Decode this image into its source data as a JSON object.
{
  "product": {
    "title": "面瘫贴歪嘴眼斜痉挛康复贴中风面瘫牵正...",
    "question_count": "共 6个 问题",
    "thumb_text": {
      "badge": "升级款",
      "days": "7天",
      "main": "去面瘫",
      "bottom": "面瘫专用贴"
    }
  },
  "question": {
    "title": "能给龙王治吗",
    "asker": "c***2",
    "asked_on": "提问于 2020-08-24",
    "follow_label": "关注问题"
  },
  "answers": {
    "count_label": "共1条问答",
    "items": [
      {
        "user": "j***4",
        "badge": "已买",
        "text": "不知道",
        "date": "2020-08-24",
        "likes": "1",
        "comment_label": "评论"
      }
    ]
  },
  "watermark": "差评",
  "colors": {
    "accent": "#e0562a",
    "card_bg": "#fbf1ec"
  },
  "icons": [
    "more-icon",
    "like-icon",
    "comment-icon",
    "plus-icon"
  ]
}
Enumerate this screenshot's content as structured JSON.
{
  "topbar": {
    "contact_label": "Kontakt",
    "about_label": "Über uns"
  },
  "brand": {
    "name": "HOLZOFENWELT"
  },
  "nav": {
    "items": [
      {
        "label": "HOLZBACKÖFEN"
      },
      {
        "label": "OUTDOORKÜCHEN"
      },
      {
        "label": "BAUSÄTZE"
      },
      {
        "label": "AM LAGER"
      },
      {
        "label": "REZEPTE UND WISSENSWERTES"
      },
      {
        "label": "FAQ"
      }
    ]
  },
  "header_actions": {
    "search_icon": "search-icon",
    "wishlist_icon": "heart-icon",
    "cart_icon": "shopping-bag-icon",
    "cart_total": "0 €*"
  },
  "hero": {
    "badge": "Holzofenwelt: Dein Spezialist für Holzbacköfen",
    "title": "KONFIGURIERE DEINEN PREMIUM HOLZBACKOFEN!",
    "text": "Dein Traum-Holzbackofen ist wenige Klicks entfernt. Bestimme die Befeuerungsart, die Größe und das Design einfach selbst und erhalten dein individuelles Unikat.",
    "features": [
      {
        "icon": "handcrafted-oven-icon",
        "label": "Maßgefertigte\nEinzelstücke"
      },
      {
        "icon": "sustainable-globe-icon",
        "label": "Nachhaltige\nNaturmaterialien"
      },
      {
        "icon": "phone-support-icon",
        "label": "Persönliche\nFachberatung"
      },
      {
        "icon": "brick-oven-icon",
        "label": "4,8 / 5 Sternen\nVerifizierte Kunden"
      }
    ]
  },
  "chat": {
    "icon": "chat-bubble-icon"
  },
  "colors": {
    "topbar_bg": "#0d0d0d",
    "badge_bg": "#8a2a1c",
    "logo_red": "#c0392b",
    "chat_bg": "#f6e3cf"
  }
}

What to produce → Count the lines in the material above where the string "this" appears, then state only that count.

Result of the exercise → 2